### Supplied entries
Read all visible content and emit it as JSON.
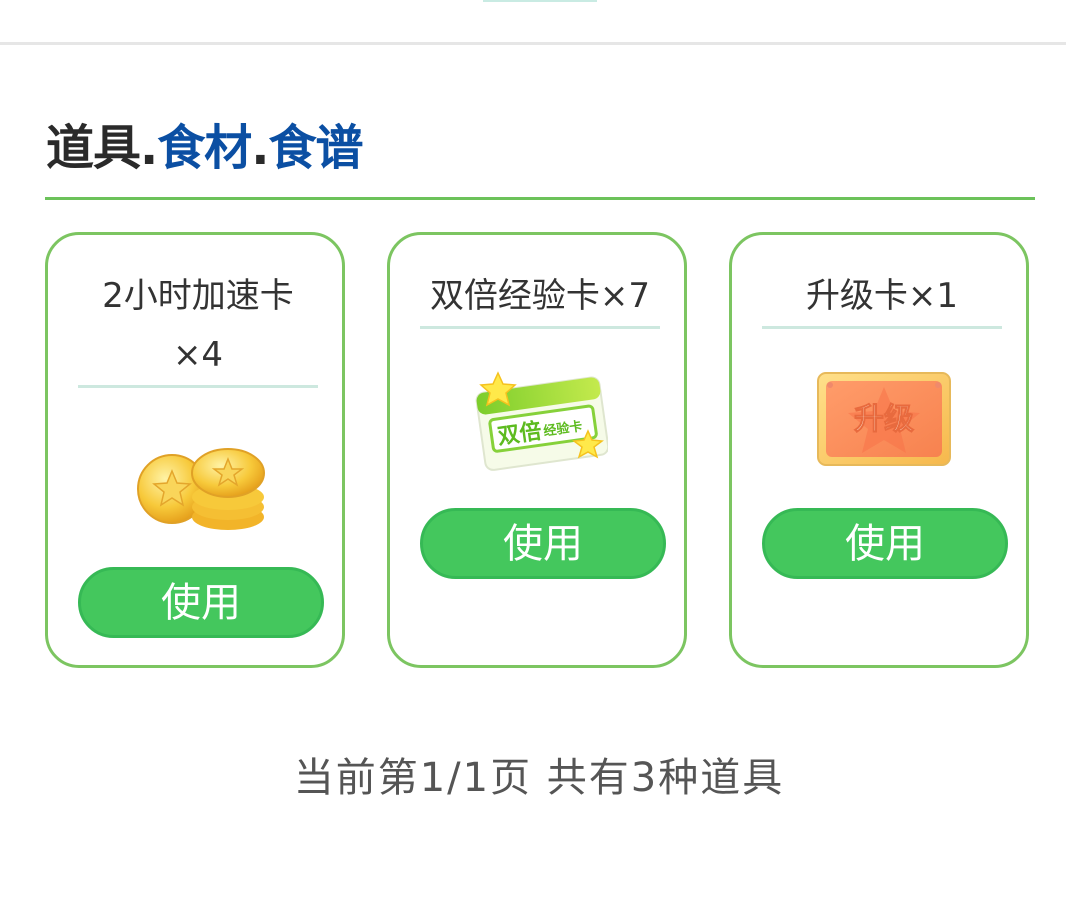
{
  "nav": {
    "tabs": [
      {
        "label": "道具"
      },
      {
        "label": "食材"
      },
      {
        "label": "食谱"
      }
    ],
    "separator": "."
  },
  "items": [
    {
      "name": "2小时加速卡",
      "count": "×4",
      "icon": "gold-coins-icon",
      "button": "使用"
    },
    {
      "name": "双倍经验卡×7",
      "icon": "double-exp-card-icon",
      "icon_text_big": "双倍",
      "icon_text_small": "经验卡",
      "button": "使用"
    },
    {
      "name": "升级卡×1",
      "icon": "upgrade-card-icon",
      "icon_text": "升级",
      "button": "使用"
    }
  ],
  "pager": {
    "text": "当前第1/1页 共有3种道具"
  },
  "colors": {
    "accent_green": "#44c75d",
    "card_border": "#7cc561",
    "link_blue": "#0b4fa3"
  }
}
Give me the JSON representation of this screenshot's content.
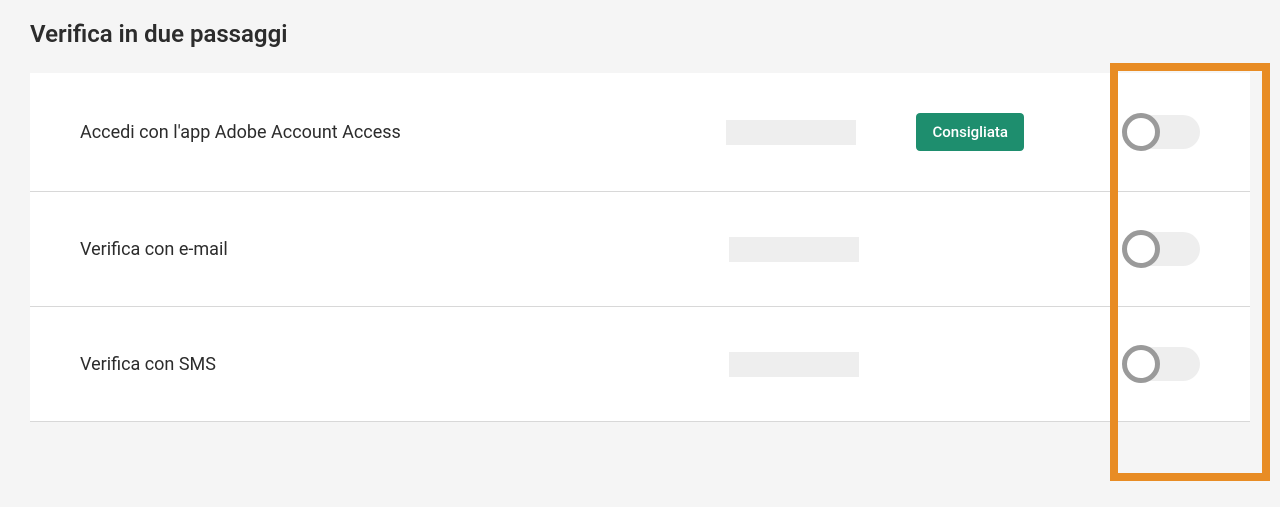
{
  "section": {
    "title": "Verifica in due passaggi"
  },
  "settings": [
    {
      "label": "Accedi con l'app Adobe Account Access",
      "badge": "Consigliata",
      "hasBadge": true,
      "toggleState": "off"
    },
    {
      "label": "Verifica con e-mail",
      "hasBadge": false,
      "toggleState": "off"
    },
    {
      "label": "Verifica con SMS",
      "hasBadge": false,
      "toggleState": "off"
    }
  ]
}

### Exercise
Would you mind returning each entry above word for word, skipping the images?

### Output of the task
Read all visible content and emit it as JSON.
{
  "nav": {
    "tabs": [
      {
        "label": "道具"
      },
      {
        "label": "食材"
      },
      {
        "label": "食谱"
      }
    ],
    "separator": "."
  },
  "items": [
    {
      "name": "2小时加速卡",
      "count": "×4",
      "icon": "gold-coins-icon",
      "button": "使用"
    },
    {
      "name": "双倍经验卡×7",
      "icon": "double-exp-card-icon",
      "icon_text_big": "双倍",
      "icon_text_small": "经验卡",
      "button": "使用"
    },
    {
      "name": "升级卡×1",
      "icon": "upgrade-card-icon",
      "icon_text": "升级",
      "button": "使用"
    }
  ],
  "pager": {
    "text": "当前第1/1页 共有3种道具"
  },
  "colors": {
    "accent_green": "#44c75d",
    "card_border": "#7cc561",
    "link_blue": "#0b4fa3"
  }
}
Give me the JSON representation of this screenshot's content.
{
  "section": {
    "title": "Verifica in due passaggi"
  },
  "settings": [
    {
      "label": "Accedi con l'app Adobe Account Access",
      "badge": "Consigliata",
      "hasBadge": true,
      "toggleState": "off"
    },
    {
      "label": "Verifica con e-mail",
      "hasBadge": false,
      "toggleState": "off"
    },
    {
      "label": "Verifica con SMS",
      "hasBadge": false,
      "toggleState": "off"
    }
  ]
}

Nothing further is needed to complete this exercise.